┌─ ARTICLE

Following Lerner and Lomi (2020), the exponential weighting function in relational event models is:
w(s, r, t) = e^{-(t-t') \cdot \frac{ln(2)}{T_{1/2}} }
Following Lerner et al. (2013), the exponential weighting function in relational event models is:
w(s, r, t) = e^{-(t-t') \cdot \frac{ln(2)}{T_{1/2}} } \cdot \frac{ln(2)}{T_{1/2}}
In both of the above equations, s is the current event sender, r is the
current event receiver (target), t is the current event time, t' is the
past event times that meet the weight subset, and T_{1/2} is the halflife parameter.
The formula for receiver outdegree for event e_i is:
receiver outdegree_{e_{i}} = w(r', r, t)
That is, all past events in which the past receiver is the current sender and the event receiver can be any past actor.
Moreover, researchers interested in modeling temporal relevancy (see Quintane,
Mood, Dunn, and Falzone 2022; Lerner and Lomi 2020) can specify the dyadic
weight cutoff, that is, the minimum value for which the weight is considered
relationally relevant. Users who do not know the specific dyadic cutoff value to use, can use the
computeRemDyadCut function.
Following Butts (2008), if the counts of the past events are requested, the formula for receiver outdegree for
event e_i is:
receiver outdegree{e_{i}} = d(s' = r, t')
Where, d() is the number of past events where the event sender, s', is the current event receiver, r'.
Moreover, the counting equation can be used in tandem with relational relevancy, by specifying the halflife parameter, exponential
weighting function, and the dyadic cut off weight values. If the user is not interested in modeling
relational relevancy, then those value should be left at their baseline values.
Value
The vector of receiver outdegree statistics for the relational event sequence.
Author(s)
Kevin A. Carson kacarson@arizona.edu, Diego F. Leal dflc@arizona.edu
References
Butts, Carter T. 2008. "A Relational Event Framework for Social Action." Sociological Methodology 38(1): 155-200.

└─

* _PROBLEMS AND TASKS_
1. Quote from the receiver outdegree documentation everything from "Moreover, the counting" down to "relational event sequence.", word for word.
2. Extend the receiver outdegree documentation by writing what would follow its last line.

┌─ RAW DATA

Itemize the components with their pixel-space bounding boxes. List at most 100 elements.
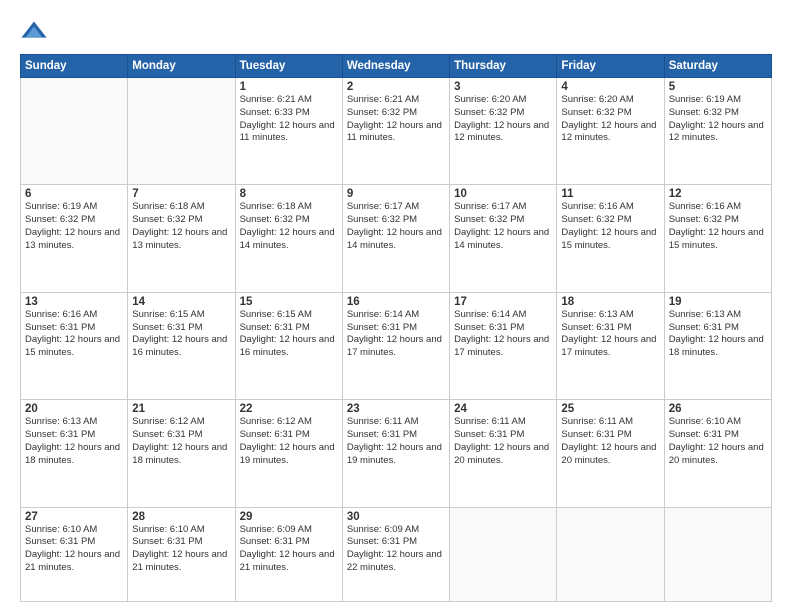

└─

* _OUTPUTS IN ORDER_
1.
Moreover, the counting equation can be used in tandem with relational relevancy, by specifying the halflife parameter, exponential
weighting function, and the dyadic cut off weight values. If the user is not interested in modeling
relational relevancy, then those value should be left at their baseline values.
Value
The vector of receiver outdegree statistics for the relational event sequence.

2.
Quintane, Eric, Martin Wood, John Dunn, and Lucia Falzon. 2022. “Temporal Brokering: A Measure of Brokerage as a Behavioral Process.” Organizational Research Methods 25(3): 459-489.
Lerner, Jürgen and Alessandro Lomi. 2020. “Reliability of relational event model estimates under sampling: How to fit a relational event model to 360 million dyadic events.” Network Science 8(1): 97-135.
Lerner, Jürgen, Margit Bussman, Tom A.B. Snijders, and Ulrik Brandes. 2013. " Modeling Frequency and Type of Interaction in Event Networks." The Corvinus Journal of Sociology and Social Policy 4(1): 3-32.
Vu, Duy, Philippa Pattison, and Garry Robins. 2015. "Relational event models for social learning in MOOCs." Social Networks 43: 121-135.
Examples
events <- data.frame(time = 1:18,
eventID = 1:18,
sender = c("A", "B", "C",
"A", "D", "E",
"F", "B", "A",
"F", "D", "B",
"G", "B", "D",
"H", "A", "D"),
target = c("B", "C", "D",
"E", "A", "F",
"D", "A", "C",
"G", "B", "C",
"H", "J", "A",
"F", "C", "B"))
eventSet <- processOMEventSeq(data = events,
time = events$time,
eventID = events$eventID,
sender = events$sender,
receiver = events$target,
p_samplingobserved = 1.00,
n_controls = 1,
seed = 9999)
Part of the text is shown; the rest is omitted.